[Dataset entries]
----

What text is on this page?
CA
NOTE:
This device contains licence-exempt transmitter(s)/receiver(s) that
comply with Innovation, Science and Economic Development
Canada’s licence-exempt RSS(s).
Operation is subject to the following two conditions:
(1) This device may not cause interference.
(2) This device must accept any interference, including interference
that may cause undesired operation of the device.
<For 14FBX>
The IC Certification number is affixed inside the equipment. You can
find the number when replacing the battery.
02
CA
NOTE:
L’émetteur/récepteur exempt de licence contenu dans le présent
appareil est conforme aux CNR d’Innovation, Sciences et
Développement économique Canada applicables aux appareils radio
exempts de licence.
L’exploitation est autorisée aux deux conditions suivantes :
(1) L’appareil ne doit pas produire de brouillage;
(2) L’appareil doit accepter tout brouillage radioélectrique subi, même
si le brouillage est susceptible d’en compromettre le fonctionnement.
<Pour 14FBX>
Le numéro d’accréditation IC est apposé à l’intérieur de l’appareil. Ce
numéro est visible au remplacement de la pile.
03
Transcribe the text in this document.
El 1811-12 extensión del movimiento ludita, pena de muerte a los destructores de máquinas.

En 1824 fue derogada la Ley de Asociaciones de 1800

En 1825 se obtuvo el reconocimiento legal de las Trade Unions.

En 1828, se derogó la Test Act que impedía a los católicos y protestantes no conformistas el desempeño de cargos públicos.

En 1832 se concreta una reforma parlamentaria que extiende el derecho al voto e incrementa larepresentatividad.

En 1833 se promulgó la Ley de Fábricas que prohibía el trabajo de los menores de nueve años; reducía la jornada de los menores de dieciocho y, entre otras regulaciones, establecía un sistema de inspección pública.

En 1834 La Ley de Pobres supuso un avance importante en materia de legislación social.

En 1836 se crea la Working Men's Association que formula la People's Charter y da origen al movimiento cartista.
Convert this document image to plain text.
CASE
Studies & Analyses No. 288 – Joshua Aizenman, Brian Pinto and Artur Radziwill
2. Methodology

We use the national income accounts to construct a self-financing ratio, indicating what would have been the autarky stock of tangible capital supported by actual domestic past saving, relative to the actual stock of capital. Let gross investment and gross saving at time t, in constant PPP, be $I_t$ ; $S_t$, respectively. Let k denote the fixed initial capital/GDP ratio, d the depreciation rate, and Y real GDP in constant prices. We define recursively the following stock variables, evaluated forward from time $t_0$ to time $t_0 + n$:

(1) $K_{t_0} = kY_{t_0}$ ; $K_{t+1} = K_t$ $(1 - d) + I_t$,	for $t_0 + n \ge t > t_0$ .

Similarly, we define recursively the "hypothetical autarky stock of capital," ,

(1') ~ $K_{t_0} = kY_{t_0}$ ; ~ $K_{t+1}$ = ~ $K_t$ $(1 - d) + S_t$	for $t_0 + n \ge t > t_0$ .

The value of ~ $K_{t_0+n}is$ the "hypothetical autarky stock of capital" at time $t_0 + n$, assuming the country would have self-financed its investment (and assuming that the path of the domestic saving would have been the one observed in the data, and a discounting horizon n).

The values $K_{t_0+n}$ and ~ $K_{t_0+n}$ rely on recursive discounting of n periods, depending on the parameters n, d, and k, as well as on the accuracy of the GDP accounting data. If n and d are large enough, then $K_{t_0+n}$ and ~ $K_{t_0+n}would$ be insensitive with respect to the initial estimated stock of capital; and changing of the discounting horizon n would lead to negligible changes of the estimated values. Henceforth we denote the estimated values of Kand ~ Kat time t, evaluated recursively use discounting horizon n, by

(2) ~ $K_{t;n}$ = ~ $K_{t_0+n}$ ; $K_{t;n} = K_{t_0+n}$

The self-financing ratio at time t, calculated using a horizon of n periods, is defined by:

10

----

- [Work to complete]: Extract all of the data shown above without alteration.

- [Problem solution]:
What text is on this page?
CA
NOTE:
This device contains licence-exempt transmitter(s)/receiver(s) that
comply with Innovation, Science and Economic Development
Canada’s licence-exempt RSS(s).
Operation is subject to the following two conditions:
(1) This device may not cause interference.
(2) This device must accept any interference, including interference
that may cause undesired operation of the device.
<For 14FBX>
The IC Certification number is affixed inside the equipment. You can
find the number when replacing the battery.
02
CA
NOTE:
L’émetteur/récepteur exempt de licence contenu dans le présent
appareil est conforme aux CNR d’Innovation, Sciences et
Développement économique Canada applicables aux appareils radio
exempts de licence.
L’exploitation est autorisée aux deux conditions suivantes :
(1) L’appareil ne doit pas produire de brouillage;
(2) L’appareil doit accepter tout brouillage radioélectrique subi, même
si le brouillage est susceptible d’en compromettre le fonctionnement.
<Pour 14FBX>
Le numéro d’accréditation IC est apposé à l’intérieur de l’appareil. Ce
numéro est visible au remplacement de la pile.
03
Transcribe the text in this document.
El 1811-12 extensión del movimiento ludita, pena de muerte a los destructores de máquinas.

En 1824 fue derogada la Ley de Asociaciones de 1800

En 1825 se obtuvo el reconocimiento legal de las Trade Unions.

En 1828, se derogó la Test Act que impedía a los católicos y protestantes no conformistas el desempeño de cargos públicos.

En 1832 se concreta una reforma parlamentaria que extiende el derecho al voto e incrementa larepresentatividad.

En 1833 se promulgó la Ley de Fábricas que prohibía el trabajo de los menores de nueve años; reducía la jornada de los menores de dieciocho y, entre otras regulaciones, establecía un sistema de inspección pública.

En 1834 La Ley de Pobres supuso un avance importante en materia de legislación social.

En 1836 se crea la Working Men's Association que formula la People's Charter y da origen al movimiento cartista.
Convert this document image to plain text.
CASE
Studies & Analyses No. 288 – Joshua Aizenman, Brian Pinto and Artur Radziwill
2. Methodology

We use the national income accounts to construct a self-financing ratio, indicating what would have been the autarky stock of tangible capital supported by actual domestic past saving, relative to the actual stock of capital. Let gross investment and gross saving at time t, in constant PPP, be $I_t$ ; $S_t$, respectively. Let k denote the fixed initial capital/GDP ratio, d the depreciation rate, and Y real GDP in constant prices. We define recursively the following stock variables, evaluated forward from time $t_0$ to time $t_0 + n$:

(1) $K_{t_0} = kY_{t_0}$ ; $K_{t+1} = K_t$ $(1 - d) + I_t$,	for $t_0 + n \ge t > t_0$ .

Similarly, we define recursively the "hypothetical autarky stock of capital," ,

(1') ~ $K_{t_0} = kY_{t_0}$ ; ~ $K_{t+1}$ = ~ $K_t$ $(1 - d) + S_t$	for $t_0 + n \ge t > t_0$ .

The value of ~ $K_{t_0+n}is$ the "hypothetical autarky stock of capital" at time $t_0 + n$, assuming the country would have self-financed its investment (and assuming that the path of the domestic saving would have been the one observed in the data, and a discounting horizon n).

The values $K_{t_0+n}$ and ~ $K_{t_0+n}$ rely on recursive discounting of n periods, depending on the parameters n, d, and k, as well as on the accuracy of the GDP accounting data. If n and d are large enough, then $K_{t_0+n}$ and ~ $K_{t_0+n}would$ be insensitive with respect to the initial estimated stock of capital; and changing of the discounting horizon n would lead to negligible changes of the estimated values. Henceforth we denote the estimated values of Kand ~ Kat time t, evaluated recursively use discounting horizon n, by

(2) ~ $K_{t;n}$ = ~ $K_{t_0+n}$ ; $K_{t;n} = K_{t_0+n}$

The self-financing ratio at time t, calculated using a horizon of n periods, is defined by:

10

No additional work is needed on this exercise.